**TASK GOAL**
Quote the records below in full, exactly as given, with the images taken out.

* start *

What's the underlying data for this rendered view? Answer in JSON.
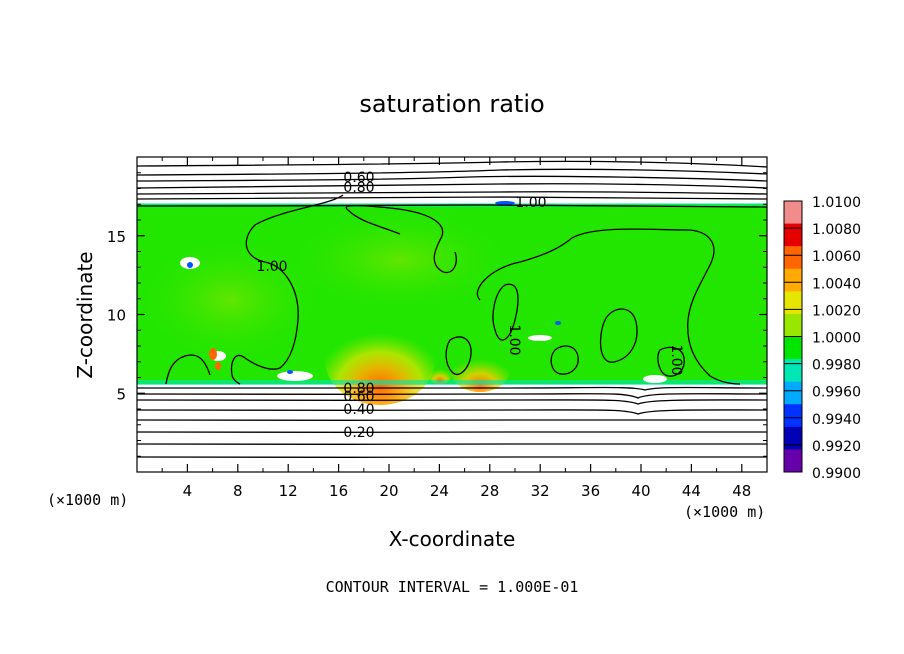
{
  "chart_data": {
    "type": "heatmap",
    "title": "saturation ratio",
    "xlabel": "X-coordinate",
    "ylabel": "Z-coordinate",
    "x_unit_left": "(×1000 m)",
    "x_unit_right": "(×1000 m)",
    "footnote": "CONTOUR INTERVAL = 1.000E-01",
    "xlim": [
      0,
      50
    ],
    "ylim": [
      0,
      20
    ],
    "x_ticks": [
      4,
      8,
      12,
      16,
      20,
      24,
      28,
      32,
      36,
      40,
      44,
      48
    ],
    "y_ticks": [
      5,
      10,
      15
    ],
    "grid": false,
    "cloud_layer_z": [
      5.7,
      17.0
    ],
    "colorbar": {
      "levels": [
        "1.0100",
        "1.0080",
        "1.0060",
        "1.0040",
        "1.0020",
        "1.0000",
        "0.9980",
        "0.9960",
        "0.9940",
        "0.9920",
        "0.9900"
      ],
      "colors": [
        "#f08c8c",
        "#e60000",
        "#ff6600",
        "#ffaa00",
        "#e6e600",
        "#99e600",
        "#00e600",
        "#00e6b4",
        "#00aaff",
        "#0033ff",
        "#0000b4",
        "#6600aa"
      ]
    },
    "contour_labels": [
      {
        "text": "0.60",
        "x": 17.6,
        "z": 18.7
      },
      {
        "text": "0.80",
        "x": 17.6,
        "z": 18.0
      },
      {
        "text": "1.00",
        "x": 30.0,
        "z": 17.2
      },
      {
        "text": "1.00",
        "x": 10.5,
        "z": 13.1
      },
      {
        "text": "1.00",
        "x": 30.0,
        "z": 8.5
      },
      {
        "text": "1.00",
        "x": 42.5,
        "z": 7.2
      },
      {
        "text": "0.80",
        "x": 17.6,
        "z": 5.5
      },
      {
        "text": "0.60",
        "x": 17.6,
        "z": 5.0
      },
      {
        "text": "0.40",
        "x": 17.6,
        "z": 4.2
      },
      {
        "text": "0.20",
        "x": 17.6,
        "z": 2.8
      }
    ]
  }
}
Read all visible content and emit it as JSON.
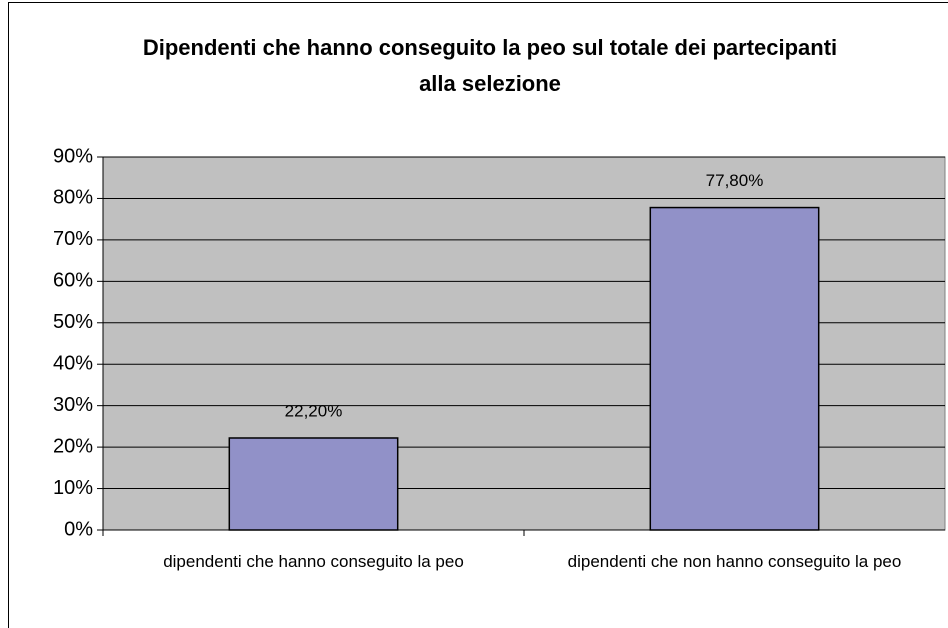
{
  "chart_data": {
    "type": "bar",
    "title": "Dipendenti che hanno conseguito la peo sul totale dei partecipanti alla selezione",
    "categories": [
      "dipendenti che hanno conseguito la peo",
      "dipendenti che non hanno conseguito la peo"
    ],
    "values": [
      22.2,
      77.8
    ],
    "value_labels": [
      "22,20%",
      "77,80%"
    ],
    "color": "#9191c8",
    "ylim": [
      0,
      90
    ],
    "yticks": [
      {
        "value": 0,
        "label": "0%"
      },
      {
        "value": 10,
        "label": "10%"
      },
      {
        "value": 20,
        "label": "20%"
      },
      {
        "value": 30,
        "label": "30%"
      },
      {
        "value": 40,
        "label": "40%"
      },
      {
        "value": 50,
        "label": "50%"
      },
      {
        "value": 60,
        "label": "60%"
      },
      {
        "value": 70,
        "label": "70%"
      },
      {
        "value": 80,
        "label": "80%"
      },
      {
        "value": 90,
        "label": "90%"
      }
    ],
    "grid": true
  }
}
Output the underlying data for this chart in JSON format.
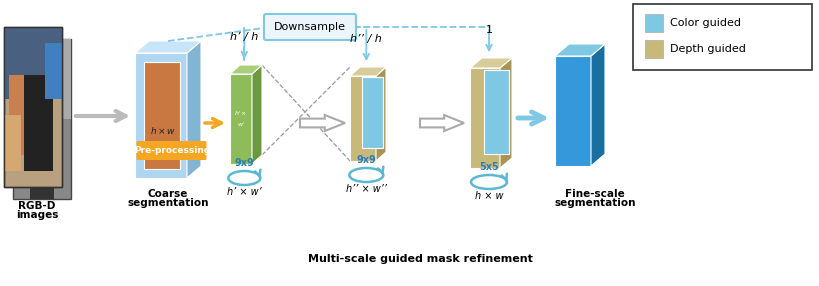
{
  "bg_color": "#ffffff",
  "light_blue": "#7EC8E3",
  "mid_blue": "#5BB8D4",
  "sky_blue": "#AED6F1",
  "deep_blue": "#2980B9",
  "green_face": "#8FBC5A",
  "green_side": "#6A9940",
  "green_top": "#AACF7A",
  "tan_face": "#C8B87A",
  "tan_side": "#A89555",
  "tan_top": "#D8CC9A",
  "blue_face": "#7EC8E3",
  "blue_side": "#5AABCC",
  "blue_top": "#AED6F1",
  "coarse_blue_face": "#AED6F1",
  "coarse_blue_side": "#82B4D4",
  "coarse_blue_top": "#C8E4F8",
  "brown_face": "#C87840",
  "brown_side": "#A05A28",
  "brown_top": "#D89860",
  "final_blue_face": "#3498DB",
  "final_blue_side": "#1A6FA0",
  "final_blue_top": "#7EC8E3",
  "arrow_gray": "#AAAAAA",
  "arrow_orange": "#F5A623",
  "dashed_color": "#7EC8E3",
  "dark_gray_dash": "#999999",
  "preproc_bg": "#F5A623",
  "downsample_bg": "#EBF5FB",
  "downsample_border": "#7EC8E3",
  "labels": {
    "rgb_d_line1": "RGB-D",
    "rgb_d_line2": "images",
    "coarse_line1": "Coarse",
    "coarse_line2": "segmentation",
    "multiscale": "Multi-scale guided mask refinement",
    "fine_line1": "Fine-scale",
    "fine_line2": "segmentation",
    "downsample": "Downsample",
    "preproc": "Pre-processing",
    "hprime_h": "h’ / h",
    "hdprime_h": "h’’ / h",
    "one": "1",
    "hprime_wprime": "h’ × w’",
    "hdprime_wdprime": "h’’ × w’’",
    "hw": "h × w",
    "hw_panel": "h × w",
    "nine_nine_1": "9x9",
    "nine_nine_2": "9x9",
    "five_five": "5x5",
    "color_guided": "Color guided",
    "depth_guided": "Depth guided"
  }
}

* end *

**ANSWER IN FULL**
What's the underlying data for this rendered view? Answer in JSON.
{
  "chart_data": {
    "type": "heatmap",
    "title": "saturation ratio",
    "xlabel": "X-coordinate",
    "ylabel": "Z-coordinate",
    "x_unit_left": "(×1000 m)",
    "x_unit_right": "(×1000 m)",
    "footnote": "CONTOUR INTERVAL = 1.000E-01",
    "xlim": [
      0,
      50
    ],
    "ylim": [
      0,
      20
    ],
    "x_ticks": [
      4,
      8,
      12,
      16,
      20,
      24,
      28,
      32,
      36,
      40,
      44,
      48
    ],
    "y_ticks": [
      5,
      10,
      15
    ],
    "grid": false,
    "cloud_layer_z": [
      5.7,
      17.0
    ],
    "colorbar": {
      "levels": [
        "1.0100",
        "1.0080",
        "1.0060",
        "1.0040",
        "1.0020",
        "1.0000",
        "0.9980",
        "0.9960",
        "0.9940",
        "0.9920",
        "0.9900"
      ],
      "colors": [
        "#f08c8c",
        "#e60000",
        "#ff6600",
        "#ffaa00",
        "#e6e600",
        "#99e600",
        "#00e600",
        "#00e6b4",
        "#00aaff",
        "#0033ff",
        "#0000b4",
        "#6600aa"
      ]
    },
    "contour_labels": [
      {
        "text": "0.60",
        "x": 17.6,
        "z": 18.7
      },
      {
        "text": "0.80",
        "x": 17.6,
        "z": 18.0
      },
      {
        "text": "1.00",
        "x": 30.0,
        "z": 17.2
      },
      {
        "text": "1.00",
        "x": 10.5,
        "z": 13.1
      },
      {
        "text": "1.00",
        "x": 30.0,
        "z": 8.5
      },
      {
        "text": "1.00",
        "x": 42.5,
        "z": 7.2
      },
      {
        "text": "0.80",
        "x": 17.6,
        "z": 5.5
      },
      {
        "text": "0.60",
        "x": 17.6,
        "z": 5.0
      },
      {
        "text": "0.40",
        "x": 17.6,
        "z": 4.2
      },
      {
        "text": "0.20",
        "x": 17.6,
        "z": 2.8
      }
    ]
  }
}
Read all visible content and emit it as JSON.
{
  "chart_data": {
    "type": "bar",
    "title": "Dipendenti che hanno conseguito la peo sul totale dei partecipanti alla selezione",
    "categories": [
      "dipendenti che hanno conseguito la peo",
      "dipendenti che non hanno conseguito la peo"
    ],
    "values": [
      22.2,
      77.8
    ],
    "value_labels": [
      "22,20%",
      "77,80%"
    ],
    "color": "#9191c8",
    "ylim": [
      0,
      90
    ],
    "yticks": [
      {
        "value": 0,
        "label": "0%"
      },
      {
        "value": 10,
        "label": "10%"
      },
      {
        "value": 20,
        "label": "20%"
      },
      {
        "value": 30,
        "label": "30%"
      },
      {
        "value": 40,
        "label": "40%"
      },
      {
        "value": 50,
        "label": "50%"
      },
      {
        "value": 60,
        "label": "60%"
      },
      {
        "value": 70,
        "label": "70%"
      },
      {
        "value": 80,
        "label": "80%"
      },
      {
        "value": 90,
        "label": "90%"
      }
    ],
    "grid": true
  }
}
Output the underlying data for this chart in JSON format.
{
  "bg_color": "#ffffff",
  "light_blue": "#7EC8E3",
  "mid_blue": "#5BB8D4",
  "sky_blue": "#AED6F1",
  "deep_blue": "#2980B9",
  "green_face": "#8FBC5A",
  "green_side": "#6A9940",
  "green_top": "#AACF7A",
  "tan_face": "#C8B87A",
  "tan_side": "#A89555",
  "tan_top": "#D8CC9A",
  "blue_face": "#7EC8E3",
  "blue_side": "#5AABCC",
  "blue_top": "#AED6F1",
  "coarse_blue_face": "#AED6F1",
  "coarse_blue_side": "#82B4D4",
  "coarse_blue_top": "#C8E4F8",
  "brown_face": "#C87840",
  "brown_side": "#A05A28",
  "brown_top": "#D89860",
  "final_blue_face": "#3498DB",
  "final_blue_side": "#1A6FA0",
  "final_blue_top": "#7EC8E3",
  "arrow_gray": "#AAAAAA",
  "arrow_orange": "#F5A623",
  "dashed_color": "#7EC8E3",
  "dark_gray_dash": "#999999",
  "preproc_bg": "#F5A623",
  "downsample_bg": "#EBF5FB",
  "downsample_border": "#7EC8E3",
  "labels": {
    "rgb_d_line1": "RGB-D",
    "rgb_d_line2": "images",
    "coarse_line1": "Coarse",
    "coarse_line2": "segmentation",
    "multiscale": "Multi-scale guided mask refinement",
    "fine_line1": "Fine-scale",
    "fine_line2": "segmentation",
    "downsample": "Downsample",
    "preproc": "Pre-processing",
    "hprime_h": "h’ / h",
    "hdprime_h": "h’’ / h",
    "one": "1",
    "hprime_wprime": "h’ × w’",
    "hdprime_wdprime": "h’’ × w’’",
    "hw": "h × w",
    "hw_panel": "h × w",
    "nine_nine_1": "9x9",
    "nine_nine_2": "9x9",
    "five_five": "5x5",
    "color_guided": "Color guided",
    "depth_guided": "Depth guided"
  }
}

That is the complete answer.